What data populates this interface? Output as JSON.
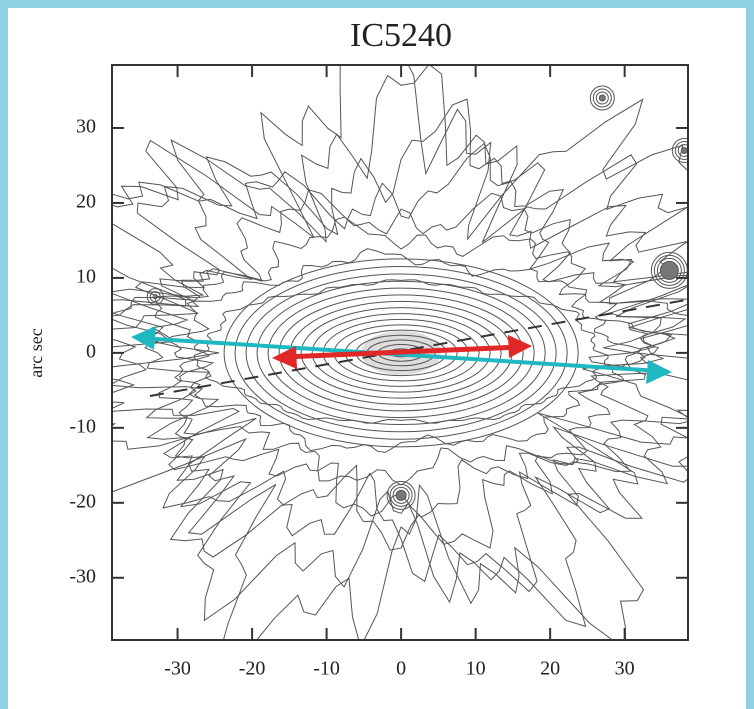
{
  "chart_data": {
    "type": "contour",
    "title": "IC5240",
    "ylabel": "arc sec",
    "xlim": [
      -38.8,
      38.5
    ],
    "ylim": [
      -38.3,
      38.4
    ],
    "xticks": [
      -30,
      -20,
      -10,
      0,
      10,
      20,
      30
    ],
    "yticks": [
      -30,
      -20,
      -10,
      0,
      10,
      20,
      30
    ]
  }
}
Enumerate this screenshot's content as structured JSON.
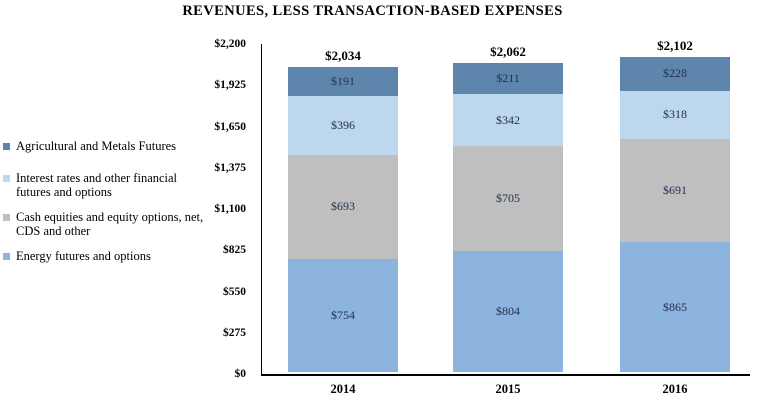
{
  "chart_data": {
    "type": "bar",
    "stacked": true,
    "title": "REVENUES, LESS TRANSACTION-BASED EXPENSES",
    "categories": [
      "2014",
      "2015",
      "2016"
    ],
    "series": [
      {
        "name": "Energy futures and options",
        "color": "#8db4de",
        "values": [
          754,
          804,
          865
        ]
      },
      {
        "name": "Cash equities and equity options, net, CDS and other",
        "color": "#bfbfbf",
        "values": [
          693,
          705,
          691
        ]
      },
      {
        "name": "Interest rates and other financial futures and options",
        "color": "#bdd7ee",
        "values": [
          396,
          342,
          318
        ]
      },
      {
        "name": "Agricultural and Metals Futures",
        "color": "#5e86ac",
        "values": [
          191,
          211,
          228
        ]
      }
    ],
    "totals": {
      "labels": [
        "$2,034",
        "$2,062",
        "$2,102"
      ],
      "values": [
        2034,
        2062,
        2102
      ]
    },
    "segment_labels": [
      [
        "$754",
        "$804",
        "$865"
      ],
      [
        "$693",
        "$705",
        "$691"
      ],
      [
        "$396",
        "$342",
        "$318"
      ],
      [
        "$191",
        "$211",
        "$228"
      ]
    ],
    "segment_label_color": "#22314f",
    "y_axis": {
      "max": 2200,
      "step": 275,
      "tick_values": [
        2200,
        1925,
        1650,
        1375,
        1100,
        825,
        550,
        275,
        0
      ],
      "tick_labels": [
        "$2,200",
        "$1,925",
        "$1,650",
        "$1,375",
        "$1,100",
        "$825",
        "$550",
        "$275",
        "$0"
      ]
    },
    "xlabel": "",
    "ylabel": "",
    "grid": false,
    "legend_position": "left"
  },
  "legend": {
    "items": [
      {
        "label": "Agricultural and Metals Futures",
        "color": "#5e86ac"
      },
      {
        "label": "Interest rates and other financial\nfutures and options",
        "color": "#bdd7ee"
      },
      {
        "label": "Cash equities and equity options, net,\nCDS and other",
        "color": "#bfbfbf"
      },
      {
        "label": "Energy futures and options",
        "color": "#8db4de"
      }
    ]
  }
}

To be done
Quote the listing above in full, except for the pictures.

Complete answer
What data populates this interface? Output as JSON.
{
  "chart_data": {
    "type": "contour",
    "title": "IC5240",
    "ylabel": "arc sec",
    "xlim": [
      -38.8,
      38.5
    ],
    "ylim": [
      -38.3,
      38.4
    ],
    "xticks": [
      -30,
      -20,
      -10,
      0,
      10,
      20,
      30
    ],
    "yticks": [
      -30,
      -20,
      -10,
      0,
      10,
      20,
      30
    ]
  }
}
Enumerate this screenshot's content as structured JSON.
{
  "chart_data": {
    "type": "bar",
    "stacked": true,
    "title": "REVENUES, LESS TRANSACTION-BASED EXPENSES",
    "categories": [
      "2014",
      "2015",
      "2016"
    ],
    "series": [
      {
        "name": "Energy futures and options",
        "color": "#8db4de",
        "values": [
          754,
          804,
          865
        ]
      },
      {
        "name": "Cash equities and equity options, net, CDS and other",
        "color": "#bfbfbf",
        "values": [
          693,
          705,
          691
        ]
      },
      {
        "name": "Interest rates and other financial futures and options",
        "color": "#bdd7ee",
        "values": [
          396,
          342,
          318
        ]
      },
      {
        "name": "Agricultural and Metals Futures",
        "color": "#5e86ac",
        "values": [
          191,
          211,
          228
        ]
      }
    ],
    "totals": {
      "labels": [
        "$2,034",
        "$2,062",
        "$2,102"
      ],
      "values": [
        2034,
        2062,
        2102
      ]
    },
    "segment_labels": [
      [
        "$754",
        "$804",
        "$865"
      ],
      [
        "$693",
        "$705",
        "$691"
      ],
      [
        "$396",
        "$342",
        "$318"
      ],
      [
        "$191",
        "$211",
        "$228"
      ]
    ],
    "segment_label_color": "#22314f",
    "y_axis": {
      "max": 2200,
      "step": 275,
      "tick_values": [
        2200,
        1925,
        1650,
        1375,
        1100,
        825,
        550,
        275,
        0
      ],
      "tick_labels": [
        "$2,200",
        "$1,925",
        "$1,650",
        "$1,375",
        "$1,100",
        "$825",
        "$550",
        "$275",
        "$0"
      ]
    },
    "xlabel": "",
    "ylabel": "",
    "grid": false,
    "legend_position": "left"
  },
  "legend": {
    "items": [
      {
        "label": "Agricultural and Metals Futures",
        "color": "#5e86ac"
      },
      {
        "label": "Interest rates and other financial\nfutures and options",
        "color": "#bdd7ee"
      },
      {
        "label": "Cash equities and equity options, net,\nCDS and other",
        "color": "#bfbfbf"
      },
      {
        "label": "Energy futures and options",
        "color": "#8db4de"
      }
    ]
  }
}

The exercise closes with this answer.